--- START OF INPUT RECORDS ---

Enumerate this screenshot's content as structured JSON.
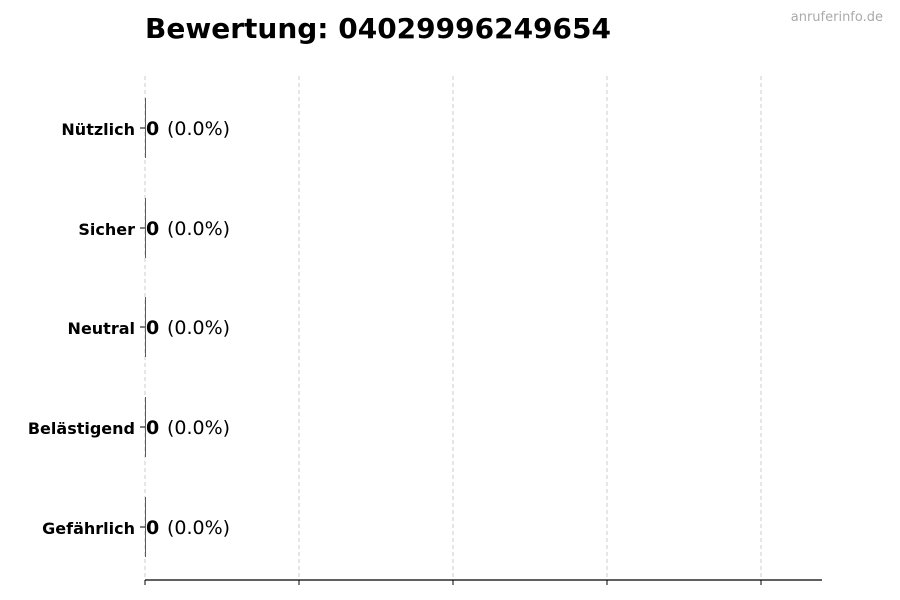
{
  "chart_data": {
    "type": "bar",
    "orientation": "horizontal",
    "title": "Bewertung: 04029996249654",
    "categories": [
      "Nützlich",
      "Sicher",
      "Neutral",
      "Belästigend",
      "Gefährlich"
    ],
    "values": [
      0,
      0,
      0,
      0,
      0
    ],
    "value_labels": [
      "0",
      "0",
      "0",
      "0",
      "0"
    ],
    "percent_labels": [
      "(0.0%)",
      "(0.0%)",
      "(0.0%)",
      "(0.0%)",
      "(0.0%)"
    ],
    "xlabel": "",
    "ylabel": "",
    "x_tick_count": 5,
    "x_tick_labels": [],
    "grid": "x-dashed",
    "colors": {
      "bar": "#333333",
      "grid": "#cccccc",
      "axis": "#000000"
    }
  },
  "watermark": "anruferinfo.de"
}
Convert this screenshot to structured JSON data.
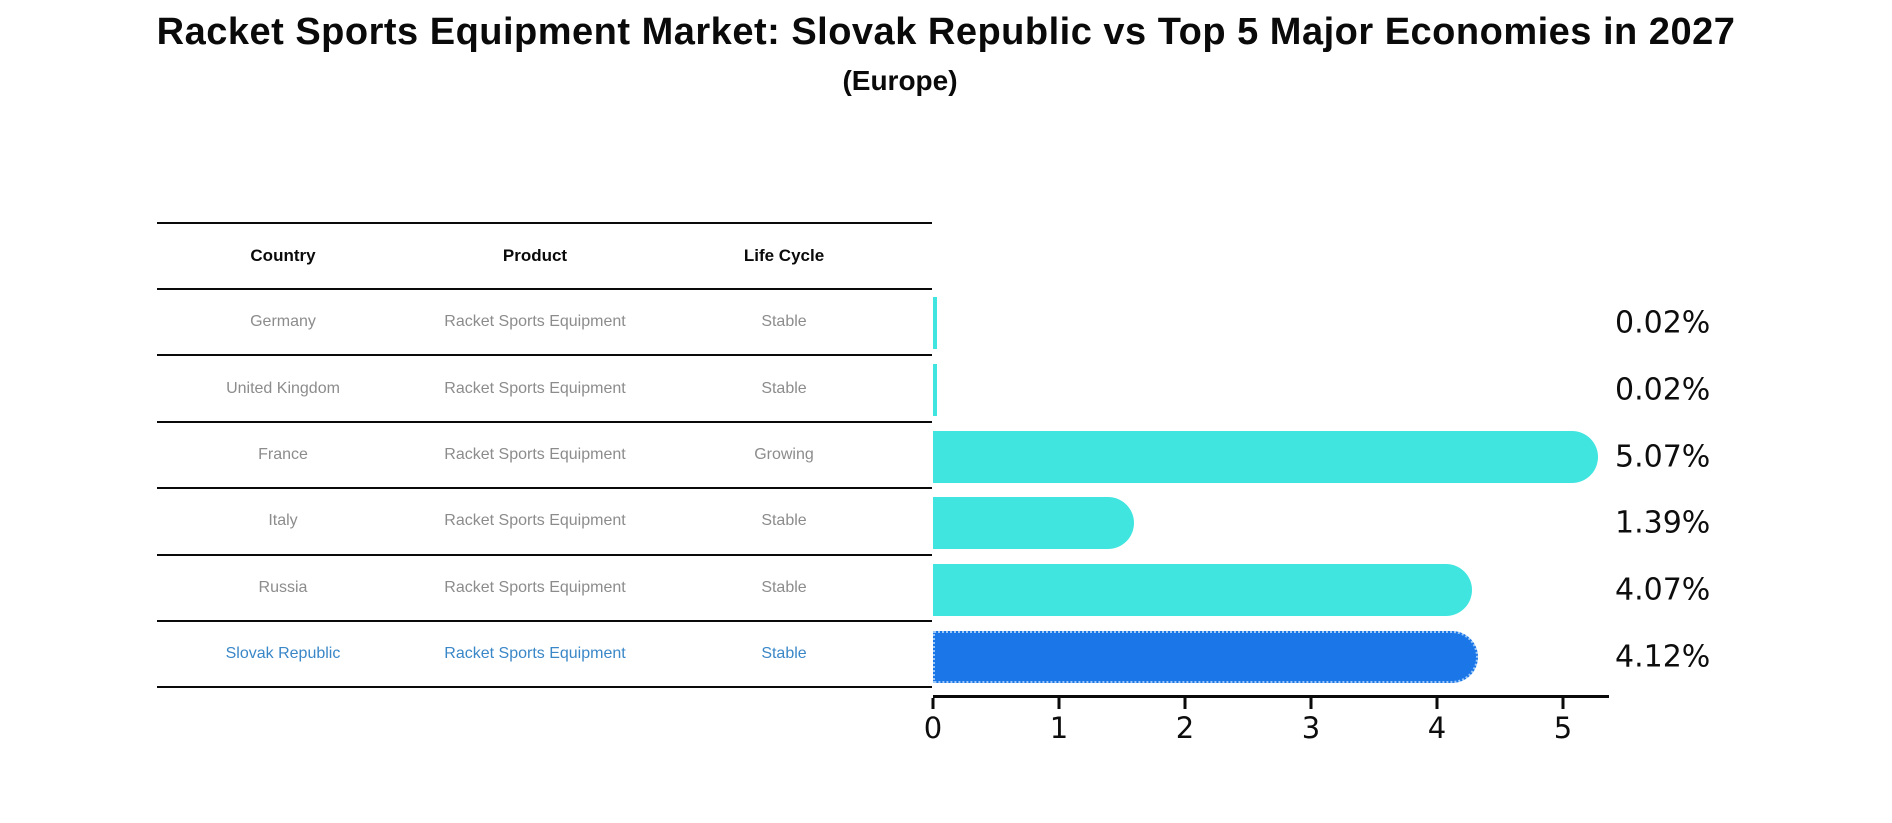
{
  "title": "Racket Sports Equipment Market: Slovak Republic vs Top 5 Major Economies in 2027",
  "subtitle": "(Europe)",
  "table": {
    "headers": {
      "country": "Country",
      "product": "Product",
      "life_cycle": "Life Cycle"
    },
    "rows": [
      {
        "country": "Germany",
        "product": "Racket Sports Equipment",
        "life_cycle": "Stable",
        "highlight": false
      },
      {
        "country": "United Kingdom",
        "product": "Racket Sports Equipment",
        "life_cycle": "Stable",
        "highlight": false
      },
      {
        "country": "France",
        "product": "Racket Sports Equipment",
        "life_cycle": "Growing",
        "highlight": false
      },
      {
        "country": "Italy",
        "product": "Racket Sports Equipment",
        "life_cycle": "Stable",
        "highlight": false
      },
      {
        "country": "Russia",
        "product": "Racket Sports Equipment",
        "life_cycle": "Stable",
        "highlight": false
      },
      {
        "country": "Slovak Republic",
        "product": "Racket Sports Equipment",
        "life_cycle": "Stable",
        "highlight": true
      }
    ]
  },
  "chart_data": {
    "type": "bar",
    "orientation": "horizontal",
    "title": "Racket Sports Equipment Market: Slovak Republic vs Top 5 Major Economies in 2027",
    "subtitle": "(Europe)",
    "categories": [
      "Germany",
      "United Kingdom",
      "France",
      "Italy",
      "Russia",
      "Slovak Republic"
    ],
    "values": [
      0.02,
      0.02,
      5.07,
      1.39,
      4.07,
      4.12
    ],
    "value_labels": [
      "0.02%",
      "0.02%",
      "5.07%",
      "1.39%",
      "4.07%",
      "4.12%"
    ],
    "xticks": [
      "0",
      "1",
      "2",
      "3",
      "4",
      "5"
    ],
    "xlim": [
      0,
      5.35
    ],
    "grid": false,
    "legend": false,
    "highlight_index": 5,
    "colors": {
      "bar": "#40e5df",
      "highlight_bar": "#1b76e8",
      "highlight_border": "#9cc9f8",
      "highlight_text": "#3a87c8",
      "table_text": "#8c8c8c",
      "axis": "#0a0a0a"
    }
  }
}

--- END OF INPUT RECORDS ---

- [JOB]:
Show, from the listing above, each line that contains the word "Republic".

- [RESULT BELOW]:
  "title": "Racket Sports Equipment Market: Slovak Republic vs Top 5 Major Economies in 2027",
        "country": "Slovak Republic",
    "title": "Racket Sports Equipment Market: Slovak Republic vs Top 5 Major Economies in 2027",
      "Slovak Republic"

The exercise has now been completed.